EXERCISE = Write the next part of the forum thread about the California concealed-carry permit data breach, picking up after its final line.

─── PAGE EXCERPT

# Data breach exposes private info of all California concealed-carry permit holders



## BackyardCowboy (Aug 27, 2014)

*A data breach has exposed the personal information of every person with a California permit to carry a concealed weapon, authorities said Tuesday.
The California Department of Justice suffered the breach as part of the launch of its 2022 Firearms Dashboard Portal, according to the Fresno County Sheriff’s Office, which said it was informed of the leak Tuesday by the California State Sheriffs’ Assn.*

Full article here: Data breach exposes private info of all California concealed-carry permit holders


----------



## CodeSection (8 mo ago)

I guess the real question is whether it was a breach or an intentional leak......Gun rights group fires back at California AG's reported leak of firearm owners data: 'He should resign'


----------



## tony pasley (May 6, 2006)

I vote it was a intentional breech.


----------



## LostinTexas (Oct 1, 2018)




----------



## BackyardCowboy (Aug 27, 2014)

Update: info in breach included anyone to received or was denied a permit between 2011 and 2021. 

https://www.yahoo.com/news/leak-california-concealed-carry-permit-014220414.html 

(The LA Times site would not let me read it w/o paid subscription, hence the Yahoo link)


----------



## LostinTexas (Oct 1, 2018)

A couple of snips. I could read without signing in or an account. Maybe my popup blockers are working.

_"The information included names, dates of birth, gender, race, driver's license numbers, addresses and criminal histories, according to the statement. Social Security numbers and financial information were not exposed."

"It appears that before the breach was detected by DOJ, the information was copied and at least some portion of it was posted on the internet," the statement said.

Leaked data puts thousands of people at risk, including judges, prosecutors and law enforcement officers, said the firearms group, which called the breach "a massive violation of California law." 

The state dashboard was billed as a way to improve transparency and information-sharing for data related to firearms. I'd say that one worked just fine. 

*Officials will notify people affected by the data breach* "and provide additional information and resources" in the coming days, the Justice Department said Wednesday.

──────
─── INFORMATION SUPPLIED

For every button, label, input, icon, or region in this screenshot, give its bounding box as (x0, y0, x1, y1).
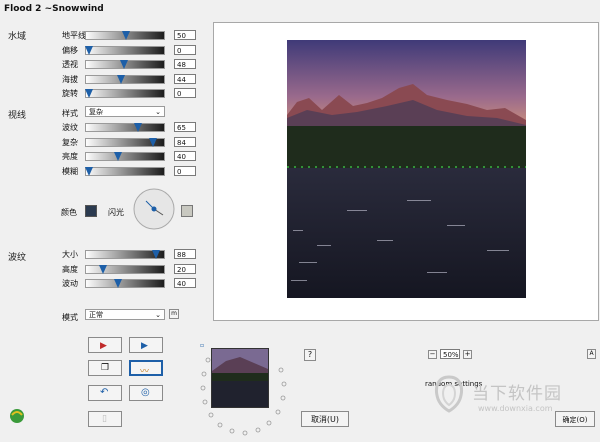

──────

RESPONSE TO THIS EXERCISE =
*Well, that is a comfort.*_

How "convenient". Sorry Cali members.


----------



## Arizona Desertman (10 mo ago)

tony pasley said:


> I vote it was a intentional breech.


Indeed it was. Now that the Supreme Court has ruled that the 2nd Amendment applies outside the home. California and states like it will not be able to deny anyone that is not a prohibited possessor as described by federal law a permit to carry a handgun for any lawful purpose outside their homes. The State of California is warning anyone that applies for a concealed weapons permit that they will expose their names, dates of birth, gender, race, driver's license numbers, addresses and criminal histories. This just goes to prove that Democrats are evil vindictive people that should never hold any public office whatsoever. But I'm sure everyone on this forum knows that by now.


----------



## hike1272.mail (Nov 19, 2021)

CodeSection said:


> I guess the real question is whether it was a breach or an intentional leak......Gun rights group fires back at California AG's reported leak of firearm owners data: 'He should resign'


Intentional! 

1. California Democrats/Leftisist hate firearms, firearms ownership, and firearms owners.
2. California has previously and illegally release this same type of data in the past.
3. The technology Now exists to easily keep data secure. (It was probably invented in California!!)


----------



## uzitiger (Jul 19, 2018)

tony pasley said:


> I vote it was a intentional breech.


I second that. There is no way it could have been a breach.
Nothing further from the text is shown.